What you return should match every record exactly, with the images removed.

-- start of Information provided --

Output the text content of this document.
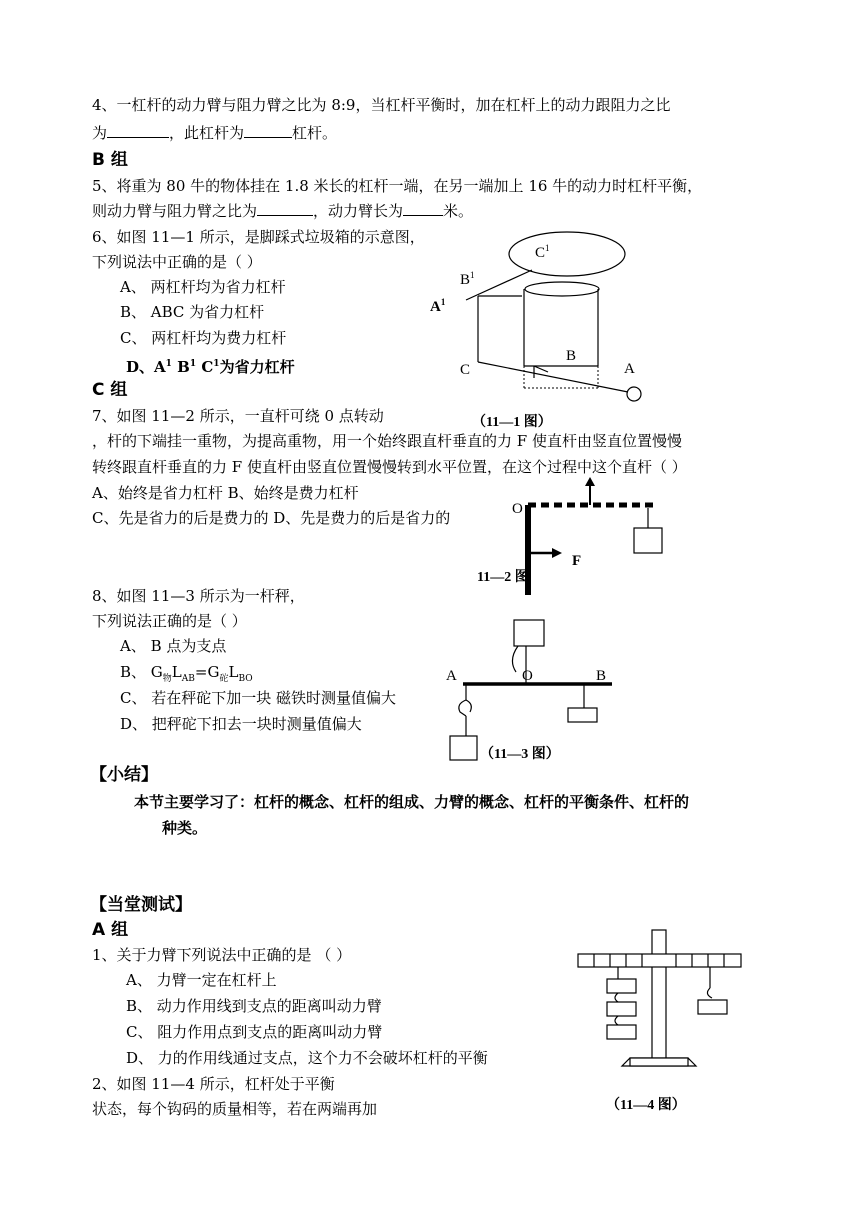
4、一杠杆的动力臂与阻力臂之比为 8:9，当杠杆平衡时，加在杠杆上的动力跟阻力之比
为	，此杠杆为	杠杆。
B 组
5、将重为 80 牛的物体挂在 1.8 米长的杠杆一端，在另一端加上 16 牛的动力时杠杆平衡，
则动力臂与阻力臂之比为	，动力臂长为	米。
6、如图 11—1 所示，是脚踩式垃圾箱的示意图，
下列说法中正确的是（ ）
A、 两杠杆均为省力杠杆
B、 ABC 为省力杠杆
C、 两杠杆均为费力杠杆
D、$A^1$ $B^1$ $C^1$为省力杠杆
$C^1$
$B^1$
$A^1$
B
C	A
（11—1 图）
C 组
7、如图 11—2 所示，一直杆可绕 0 点转动
，杆的下端挂一重物，为提高重物，用一个始终跟直杆垂直的力 F 使直杆由竖直位置慢慢
转终跟直杆垂直的力 F 使直杆由竖直位置慢慢转到水平位置，在这个过程中这个直杆（ ）
A、始终是省力杠杆 B、始终是费力杠杆
C、先是省力的后是费力的 D、先是费力的后是省力的	O
F
11—2 图
8、如图 11—3 所示为一杆秤，
下列说法正确的是（ ）
A、 B 点为支点
B、 $G_物L_{AB}=G_砣L_{BO}$
C、 若在秤砣下加一块 磁铁时测量值偏大
D、 把秤砣下扣去一块时测量值偏大
A	O	B
（11—3 图）
【小结】
本节主要学习了：杠杆的概念、杠杆的组成、力臂的概念、杠杆的平衡条件、杠杆的
种类。
【当堂测试】
A 组
1、关于力臂下列说法中正确的是 （ ）
A、 力臂一定在杠杆上
B、 动力作用线到支点的距离叫动力臂
C、 阻力作用点到支点的距离叫动力臂
D、 力的作用线通过支点，这个力不会破坏杠杆的平衡
2、如图 11—4 所示，杠杆处于平衡
状态，每个钩码的质量相等，若在两端再加	（11—4 图）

-- end of Information provided --

◆ **The reply**:
Output the text content of this document.
4、一杠杆的动力臂与阻力臂之比为 8:9，当杠杆平衡时，加在杠杆上的动力跟阻力之比
为	，此杠杆为	杠杆。
B 组
5、将重为 80 牛的物体挂在 1.8 米长的杠杆一端，在另一端加上 16 牛的动力时杠杆平衡，
则动力臂与阻力臂之比为	，动力臂长为	米。
6、如图 11—1 所示，是脚踩式垃圾箱的示意图，
下列说法中正确的是（ ）
A、 两杠杆均为省力杠杆
B、 ABC 为省力杠杆
C、 两杠杆均为费力杠杆
D、$A^1$ $B^1$ $C^1$为省力杠杆
$C^1$
$B^1$
$A^1$
B
C	A
（11—1 图）
C 组
7、如图 11—2 所示，一直杆可绕 0 点转动
，杆的下端挂一重物，为提高重物，用一个始终跟直杆垂直的力 F 使直杆由竖直位置慢慢
转终跟直杆垂直的力 F 使直杆由竖直位置慢慢转到水平位置，在这个过程中这个直杆（ ）
A、始终是省力杠杆 B、始终是费力杠杆
C、先是省力的后是费力的 D、先是费力的后是省力的	O
F
11—2 图
8、如图 11—3 所示为一杆秤，
下列说法正确的是（ ）
A、 B 点为支点
B、 $G_物L_{AB}=G_砣L_{BO}$
C、 若在秤砣下加一块 磁铁时测量值偏大
D、 把秤砣下扣去一块时测量值偏大
A	O	B
（11—3 图）
【小结】
本节主要学习了：杠杆的概念、杠杆的组成、力臂的概念、杠杆的平衡条件、杠杆的
种类。
【当堂测试】
A 组
1、关于力臂下列说法中正确的是 （ ）
A、 力臂一定在杠杆上
B、 动力作用线到支点的距离叫动力臂
C、 阻力作用点到支点的距离叫动力臂
D、 力的作用线通过支点，这个力不会破坏杠杆的平衡
2、如图 11—4 所示，杠杆处于平衡
状态，每个钩码的质量相等，若在两端再加	（11—4 图）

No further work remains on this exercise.